WHAT NEEDS TO BE DONE - In the entries that follow, find each line with the word "December" and copy it.

PROVIDED DATA -
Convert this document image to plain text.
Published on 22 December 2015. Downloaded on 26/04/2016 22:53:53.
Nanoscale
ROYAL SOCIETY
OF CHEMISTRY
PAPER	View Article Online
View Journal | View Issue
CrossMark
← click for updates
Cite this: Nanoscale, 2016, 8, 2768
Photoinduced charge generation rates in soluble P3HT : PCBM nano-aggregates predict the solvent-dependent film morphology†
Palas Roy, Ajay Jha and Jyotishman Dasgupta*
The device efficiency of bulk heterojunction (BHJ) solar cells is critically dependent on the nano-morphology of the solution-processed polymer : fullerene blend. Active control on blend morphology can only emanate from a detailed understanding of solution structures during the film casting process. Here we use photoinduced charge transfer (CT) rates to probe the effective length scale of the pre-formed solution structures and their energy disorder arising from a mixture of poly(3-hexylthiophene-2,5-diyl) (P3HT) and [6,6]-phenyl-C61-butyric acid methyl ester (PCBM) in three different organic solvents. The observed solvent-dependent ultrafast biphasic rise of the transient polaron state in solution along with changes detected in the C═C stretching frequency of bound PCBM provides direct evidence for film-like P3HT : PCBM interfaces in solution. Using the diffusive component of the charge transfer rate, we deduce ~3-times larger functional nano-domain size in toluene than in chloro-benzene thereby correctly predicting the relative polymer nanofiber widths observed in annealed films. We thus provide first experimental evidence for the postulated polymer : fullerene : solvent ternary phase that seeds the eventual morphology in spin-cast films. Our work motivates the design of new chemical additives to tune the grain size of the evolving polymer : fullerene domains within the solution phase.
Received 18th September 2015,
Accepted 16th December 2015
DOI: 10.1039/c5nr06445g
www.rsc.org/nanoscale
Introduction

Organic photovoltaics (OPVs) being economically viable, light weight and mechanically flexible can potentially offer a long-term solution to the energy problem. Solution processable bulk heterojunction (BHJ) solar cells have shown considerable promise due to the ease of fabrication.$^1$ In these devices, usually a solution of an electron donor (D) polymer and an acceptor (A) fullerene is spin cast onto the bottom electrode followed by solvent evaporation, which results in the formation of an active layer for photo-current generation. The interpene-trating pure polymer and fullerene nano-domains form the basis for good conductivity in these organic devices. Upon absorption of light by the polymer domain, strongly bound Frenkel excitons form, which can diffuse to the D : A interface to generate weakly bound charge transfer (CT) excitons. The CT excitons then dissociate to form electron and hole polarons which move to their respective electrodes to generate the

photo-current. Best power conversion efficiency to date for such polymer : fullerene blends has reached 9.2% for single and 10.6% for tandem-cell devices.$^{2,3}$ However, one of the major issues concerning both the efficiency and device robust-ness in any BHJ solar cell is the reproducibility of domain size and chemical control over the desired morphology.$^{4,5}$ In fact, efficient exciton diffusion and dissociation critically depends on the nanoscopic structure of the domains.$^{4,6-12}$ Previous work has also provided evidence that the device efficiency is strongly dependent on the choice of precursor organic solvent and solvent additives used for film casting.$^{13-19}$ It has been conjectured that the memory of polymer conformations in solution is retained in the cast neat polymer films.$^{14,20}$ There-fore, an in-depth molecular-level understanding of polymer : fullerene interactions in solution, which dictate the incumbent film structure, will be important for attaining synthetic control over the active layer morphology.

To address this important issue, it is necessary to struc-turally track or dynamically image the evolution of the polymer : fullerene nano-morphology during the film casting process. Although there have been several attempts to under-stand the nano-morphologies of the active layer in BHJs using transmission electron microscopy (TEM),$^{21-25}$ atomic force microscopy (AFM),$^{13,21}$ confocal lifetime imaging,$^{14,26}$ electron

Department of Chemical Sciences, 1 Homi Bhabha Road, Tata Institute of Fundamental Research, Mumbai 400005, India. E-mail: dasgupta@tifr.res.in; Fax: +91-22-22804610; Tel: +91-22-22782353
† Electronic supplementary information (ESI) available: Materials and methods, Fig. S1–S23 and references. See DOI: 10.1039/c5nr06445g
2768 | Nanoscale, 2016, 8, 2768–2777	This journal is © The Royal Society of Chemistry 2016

WRITTEN ANSWER -
Published on 22 December 2015. Downloaded on 26/04/2016 22:53:53.
Accepted 16th December 2015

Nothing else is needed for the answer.